PROBLEM DETAILS —
The records that follow are to be repeated exactly, with the pictures removed.

— START —

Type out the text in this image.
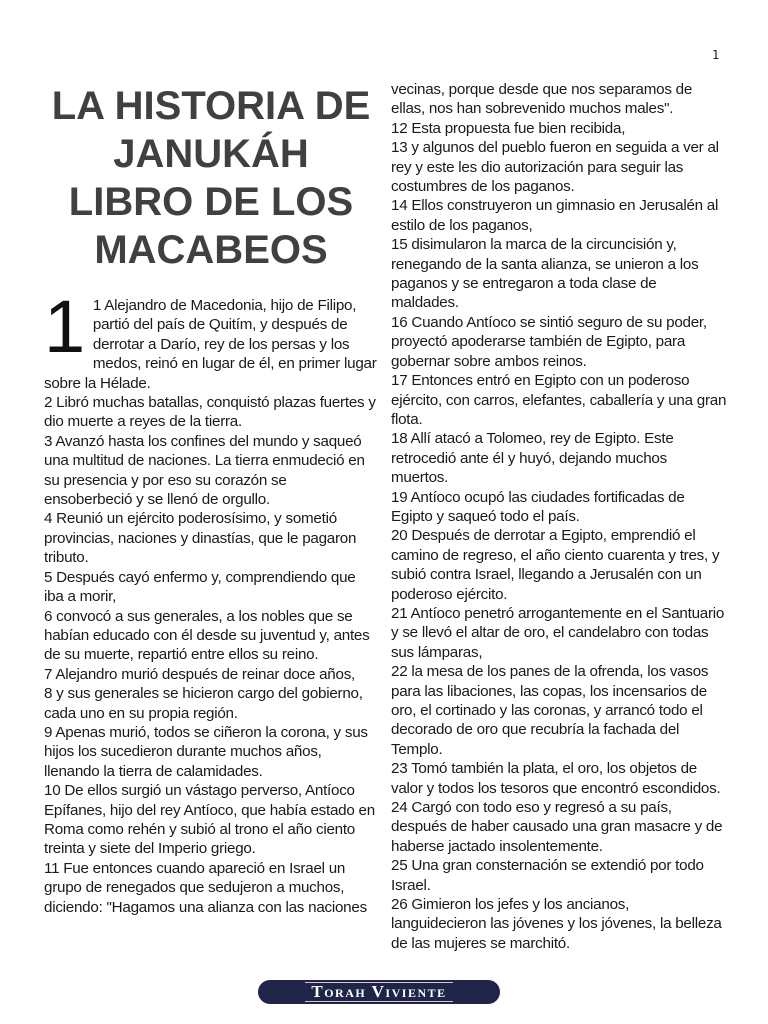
1
LA HISTORIA DE
JANUKÁH
LIBRO DE LOS
MACABEOS
1 1 Alejandro de Macedonia, hijo de Filipo, partió del país de Quitím, y después de derrotar a Darío, rey de los persas y los medos, reinó en lugar de él, en primer lugar sobre la Hélade.
2 Libró muchas batallas, conquistó plazas fuertes y dio muerte a reyes de la tierra.
3 Avanzó hasta los confines del mundo y saqueó una multitud de naciones. La tierra enmudeció en su presencia y por eso su corazón se ensoberbeció y se llenó de orgullo.
4 Reunió un ejército poderosísimo, y sometió provincias, naciones y dinastías, que le pagaron tributo.
5 Después cayó enfermo y, comprendiendo que iba a morir,
6 convocó a sus generales, a los nobles que se habían educado con él desde su juventud y, antes de su muerte, repartió entre ellos su reino.
7 Alejandro murió después de reinar doce años,
8 y sus generales se hicieron cargo del gobierno, cada uno en su propia región.
9 Apenas murió, todos se ciñeron la corona, y sus hijos los sucedieron durante muchos años, llenando la tierra de calamidades.
10 De ellos surgió un vástago perverso, Antíoco Epífanes, hijo del rey Antíoco, que había estado en Roma como rehén y subió al trono el año ciento treinta y siete del Imperio griego.
11 Fue entonces cuando apareció en Israel un grupo de renegados que sedujeron a muchos, diciendo: "Hagamos una alianza con las naciones
vecinas, porque desde que nos separamos de ellas, nos han sobrevenido muchos males".
12 Esta propuesta fue bien recibida,
13 y algunos del pueblo fueron en seguida a ver al rey y este les dio autorización para seguir las costumbres de los paganos.
14 Ellos construyeron un gimnasio en Jerusalén al estilo de los paganos,
15 disimularon la marca de la circuncisión y, renegando de la santa alianza, se unieron a los paganos y se entregaron a toda clase de maldades.
16 Cuando Antíoco se sintió seguro de su poder, proyectó apoderarse también de Egipto, para gobernar sobre ambos reinos.
17 Entonces entró en Egipto con un poderoso ejército, con carros, elefantes, caballería y una gran flota.
18 Allí atacó a Tolomeo, rey de Egipto. Este retrocedió ante él y huyó, dejando muchos muertos.
19 Antíoco ocupó las ciudades fortificadas de Egipto y saqueó todo el país.
20 Después de derrotar a Egipto, emprendió el camino de regreso, el año ciento cuarenta y tres, y subió contra Israel, llegando a Jerusalén con un poderoso ejército.
21 Antíoco penetró arrogantemente en el Santuario y se llevó el altar de oro, el candelabro con todas sus lámparas,
22 la mesa de los panes de la ofrenda, los vasos para las libaciones, las copas, los incensarios de oro, el cortinado y las coronas, y arrancó todo el decorado de oro que recubría la fachada del Templo.
23 Tomó también la plata, el oro, los objetos de valor y todos los tesoros que encontró escondidos.
24 Cargó con todo eso y regresó a su país, después de haber causado una gran masacre y de haberse jactado insolentemente.
25 Una gran consternación se extendió por todo Israel.
26 Gimieron los jefes y los ancianos, languidecieron las jóvenes y los jóvenes, la belleza de las mujeres se marchitó.
Torah Viviente
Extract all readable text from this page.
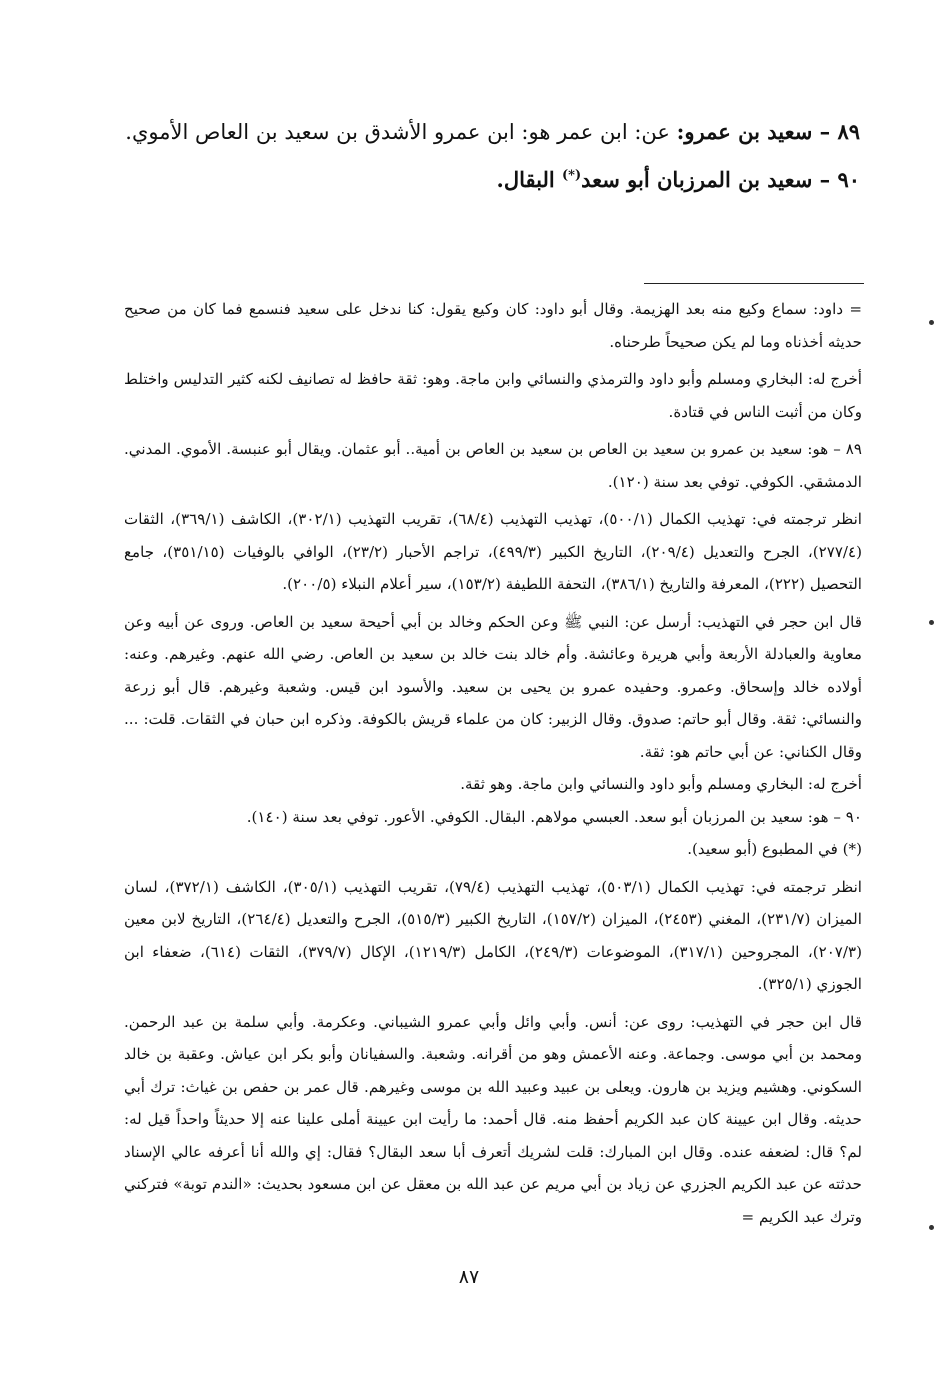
٨٩ – سعيد بن عمرو: عن: ابن عمر هو: ابن عمرو الأشدق بن سعيد بن العاص الأموي.

٩٠ – سعيد بن المرزبان أبو سعد(*) البقال.

= داود: سماع وكيع منه بعد الهزيمة. وقال أبو داود: كان وكيع يقول: كنا ندخل على سعيد فنسمع فما كان من صحيح حديثه أخذناه وما لم يكن صحيحاً طرحناه.

أخرج له: البخاري ومسلم وأبو داود والترمذي والنسائي وابن ماجة. وهو: ثقة حافظ له تصانيف لكنه كثير التدليس واختلط وكان من أثبت الناس في قتادة.

٨٩ – هو: سعيد بن عمرو بن سعيد بن العاص بن سعيد بن العاص بن أمية.. أبو عثمان. ويقال أبو عنبسة. الأموي. المدني. الدمشقي. الكوفي. توفي بعد سنة (١٢٠).

انظر ترجمته في: تهذيب الكمال (٥٠٠/١)، تهذيب التهذيب (٦٨/٤)، تقريب التهذيب (٣٠٢/١)، الكاشف (٣٦٩/١)، الثقات (٢٧٧/٤)، الجرح والتعديل (٢٠٩/٤)، التاريخ الكبير (٤٩٩/٣)، تراجم الأحبار (٢٣/٢)، الوافي بالوفيات (٣٥١/١٥)، جامع التحصيل (٢٢٢)، المعرفة والتاريخ (٣٨٦/١)، التحفة اللطيفة (١٥٣/٢)، سير أعلام النبلاء (٢٠٠/٥).

قال ابن حجر في التهذيب: أرسل عن: النبي ﷺ وعن الحكم وخالد بن أبي أحيحة سعيد بن العاص. وروى عن أبيه وعن معاوية والعبادلة الأربعة وأبي هريرة وعائشة. وأم خالد بنت خالد بن سعيد بن العاص. رضي الله عنهم. وغيرهم. وعنه: أولاده خالد وإسحاق. وعمرو. وحفيده عمرو بن يحيى بن سعيد. والأسود ابن قيس. وشعبة وغيرهم. قال أبو زرعة والنسائي: ثقة. وقال أبو حاتم: صدوق. وقال الزبير: كان من علماء قريش بالكوفة. وذكره ابن حبان في الثقات. قلت: ... وقال الكناني: عن أبي حاتم هو: ثقة.

أخرج له: البخاري ومسلم وأبو داود والنسائي وابن ماجة. وهو ثقة.

٩٠ – هو: سعيد بن المرزبان أبو سعد. العبسي مولاهم. البقال. الكوفي. الأعور. توفي بعد سنة (١٤٠).

(*) في المطبوع (أبو سعيد).

انظر ترجمته في: تهذيب الكمال (٥٠٣/١)، تهذيب التهذيب (٧٩/٤)، تقريب التهذيب (٣٠٥/١)، الكاشف (٣٧٢/١)، لسان الميزان (٢٣١/٧)، المغني (٢٤٥٣)، الميزان (١٥٧/٢)، التاريخ الكبير (٥١٥/٣)، الجرح والتعديل (٢٦٤/٤)، التاريخ لابن معين (٢٠٧/٣)، المجروحين (٣١٧/١)، الموضوعات (٢٤٩/٣)، الكامل (١٢١٩/٣)، الإكال (٣٧٩/٧)، الثقات (٦١٤)، ضعفاء ابن الجوزي (٣٢٥/١).

قال ابن حجر في التهذيب: روى عن: أنس. وأبي وائل وأبي عمرو الشيباني. وعكرمة. وأبي سلمة بن عبد الرحمن. ومحمد بن أبي موسى. وجماعة. وعنه الأعمش وهو من أقرانه. وشعبة. والسفيانان وأبو بكر ابن عياش. وعقبة بن خالد السكوني. وهشيم ويزيد بن هارون. ويعلى بن عبيد وعبيد الله بن موسى وغيرهم. قال عمر بن حفص بن غياث: ترك أبي حديثه. وقال ابن عيينة كان عبد الكريم أحفظ منه. قال أحمد: ما رأيت ابن عيينة أملى علينا عنه إلا حديثاً واحداً قيل له: لم؟ قال: لضعفه عنده. وقال ابن المبارك: قلت لشريك أتعرف أبا سعد البقال؟ فقال: إي والله أنا أعرفه عالي الإسناد حدثته عن عبد الكريم الجزري عن زياد بن أبي مريم عن عبد الله بن معقل عن ابن مسعود بحديث: «الندم توبة» فتركني وترك عبد الكريم =

٨٧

— END —

ANSWER BELOW —
Type out the text in this image.
1
LA HISTORIA DE
JANUKÁH
LIBRO DE LOS
MACABEOS
1 1 Alejandro de Macedonia, hijo de Filipo, partió del país de Quitím, y después de derrotar a Darío, rey de los persas y los medos, reinó en lugar de él, en primer lugar sobre la Hélade.
2 Libró muchas batallas, conquistó plazas fuertes y dio muerte a reyes de la tierra.
3 Avanzó hasta los confines del mundo y saqueó una multitud de naciones. La tierra enmudeció en su presencia y por eso su corazón se ensoberbeció y se llenó de orgullo.
4 Reunió un ejército poderosísimo, y sometió provincias, naciones y dinastías, que le pagaron tributo.
5 Después cayó enfermo y, comprendiendo que iba a morir,
6 convocó a sus generales, a los nobles que se habían educado con él desde su juventud y, antes de su muerte, repartió entre ellos su reino.
7 Alejandro murió después de reinar doce años,
8 y sus generales se hicieron cargo del gobierno, cada uno en su propia región.
9 Apenas murió, todos se ciñeron la corona, y sus hijos los sucedieron durante muchos años, llenando la tierra de calamidades.
10 De ellos surgió un vástago perverso, Antíoco Epífanes, hijo del rey Antíoco, que había estado en Roma como rehén y subió al trono el año ciento treinta y siete del Imperio griego.
11 Fue entonces cuando apareció en Israel un grupo de renegados que sedujeron a muchos, diciendo: "Hagamos una alianza con las naciones
vecinas, porque desde que nos separamos de ellas, nos han sobrevenido muchos males".
12 Esta propuesta fue bien recibida,
13 y algunos del pueblo fueron en seguida a ver al rey y este les dio autorización para seguir las costumbres de los paganos.
14 Ellos construyeron un gimnasio en Jerusalén al estilo de los paganos,
15 disimularon la marca de la circuncisión y, renegando de la santa alianza, se unieron a los paganos y se entregaron a toda clase de maldades.
16 Cuando Antíoco se sintió seguro de su poder, proyectó apoderarse también de Egipto, para gobernar sobre ambos reinos.
17 Entonces entró en Egipto con un poderoso ejército, con carros, elefantes, caballería y una gran flota.
18 Allí atacó a Tolomeo, rey de Egipto. Este retrocedió ante él y huyó, dejando muchos muertos.
19 Antíoco ocupó las ciudades fortificadas de Egipto y saqueó todo el país.
20 Después de derrotar a Egipto, emprendió el camino de regreso, el año ciento cuarenta y tres, y subió contra Israel, llegando a Jerusalén con un poderoso ejército.
21 Antíoco penetró arrogantemente en el Santuario y se llevó el altar de oro, el candelabro con todas sus lámparas,
22 la mesa de los panes de la ofrenda, los vasos para las libaciones, las copas, los incensarios de oro, el cortinado y las coronas, y arrancó todo el decorado de oro que recubría la fachada del Templo.
23 Tomó también la plata, el oro, los objetos de valor y todos los tesoros que encontró escondidos.
24 Cargó con todo eso y regresó a su país, después de haber causado una gran masacre y de haberse jactado insolentemente.
25 Una gran consternación se extendió por todo Israel.
26 Gimieron los jefes y los ancianos, languidecieron las jóvenes y los jóvenes, la belleza de las mujeres se marchitó.
Torah Viviente
Extract all readable text from this page.
٨٩ – سعيد بن عمرو: عن: ابن عمر هو: ابن عمرو الأشدق بن سعيد بن العاص الأموي.

٩٠ – سعيد بن المرزبان أبو سعد(*) البقال.

= داود: سماع وكيع منه بعد الهزيمة. وقال أبو داود: كان وكيع يقول: كنا ندخل على سعيد فنسمع فما كان من صحيح حديثه أخذناه وما لم يكن صحيحاً طرحناه.

أخرج له: البخاري ومسلم وأبو داود والترمذي والنسائي وابن ماجة. وهو: ثقة حافظ له تصانيف لكنه كثير التدليس واختلط وكان من أثبت الناس في قتادة.

٨٩ – هو: سعيد بن عمرو بن سعيد بن العاص بن سعيد بن العاص بن أمية.. أبو عثمان. ويقال أبو عنبسة. الأموي. المدني. الدمشقي. الكوفي. توفي بعد سنة (١٢٠).

انظر ترجمته في: تهذيب الكمال (٥٠٠/١)، تهذيب التهذيب (٦٨/٤)، تقريب التهذيب (٣٠٢/١)، الكاشف (٣٦٩/١)، الثقات (٢٧٧/٤)، الجرح والتعديل (٢٠٩/٤)، التاريخ الكبير (٤٩٩/٣)، تراجم الأحبار (٢٣/٢)، الوافي بالوفيات (٣٥١/١٥)، جامع التحصيل (٢٢٢)، المعرفة والتاريخ (٣٨٦/١)، التحفة اللطيفة (١٥٣/٢)، سير أعلام النبلاء (٢٠٠/٥).

قال ابن حجر في التهذيب: أرسل عن: النبي ﷺ وعن الحكم وخالد بن أبي أحيحة سعيد بن العاص. وروى عن أبيه وعن معاوية والعبادلة الأربعة وأبي هريرة وعائشة. وأم خالد بنت خالد بن سعيد بن العاص. رضي الله عنهم. وغيرهم. وعنه: أولاده خالد وإسحاق. وعمرو. وحفيده عمرو بن يحيى بن سعيد. والأسود ابن قيس. وشعبة وغيرهم. قال أبو زرعة والنسائي: ثقة. وقال أبو حاتم: صدوق. وقال الزبير: كان من علماء قريش بالكوفة. وذكره ابن حبان في الثقات. قلت: ... وقال الكناني: عن أبي حاتم هو: ثقة.

أخرج له: البخاري ومسلم وأبو داود والنسائي وابن ماجة. وهو ثقة.

٩٠ – هو: سعيد بن المرزبان أبو سعد. العبسي مولاهم. البقال. الكوفي. الأعور. توفي بعد سنة (١٤٠).

(*) في المطبوع (أبو سعيد).

انظر ترجمته في: تهذيب الكمال (٥٠٣/١)، تهذيب التهذيب (٧٩/٤)، تقريب التهذيب (٣٠٥/١)، الكاشف (٣٧٢/١)، لسان الميزان (٢٣١/٧)، المغني (٢٤٥٣)، الميزان (١٥٧/٢)، التاريخ الكبير (٥١٥/٣)، الجرح والتعديل (٢٦٤/٤)، التاريخ لابن معين (٢٠٧/٣)، المجروحين (٣١٧/١)، الموضوعات (٢٤٩/٣)، الكامل (١٢١٩/٣)، الإكال (٣٧٩/٧)، الثقات (٦١٤)، ضعفاء ابن الجوزي (٣٢٥/١).

قال ابن حجر في التهذيب: روى عن: أنس. وأبي وائل وأبي عمرو الشيباني. وعكرمة. وأبي سلمة بن عبد الرحمن. ومحمد بن أبي موسى. وجماعة. وعنه الأعمش وهو من أقرانه. وشعبة. والسفيانان وأبو بكر ابن عياش. وعقبة بن خالد السكوني. وهشيم ويزيد بن هارون. ويعلى بن عبيد وعبيد الله بن موسى وغيرهم. قال عمر بن حفص بن غياث: ترك أبي حديثه. وقال ابن عيينة كان عبد الكريم أحفظ منه. قال أحمد: ما رأيت ابن عيينة أملى علينا عنه إلا حديثاً واحداً قيل له: لم؟ قال: لضعفه عنده. وقال ابن المبارك: قلت لشريك أتعرف أبا سعد البقال؟ فقال: إي والله أنا أعرفه عالي الإسناد حدثته عن عبد الكريم الجزري عن زياد بن أبي مريم عن عبد الله بن معقل عن ابن مسعود بحديث: «الندم توبة» فتركني وترك عبد الكريم =

٨٧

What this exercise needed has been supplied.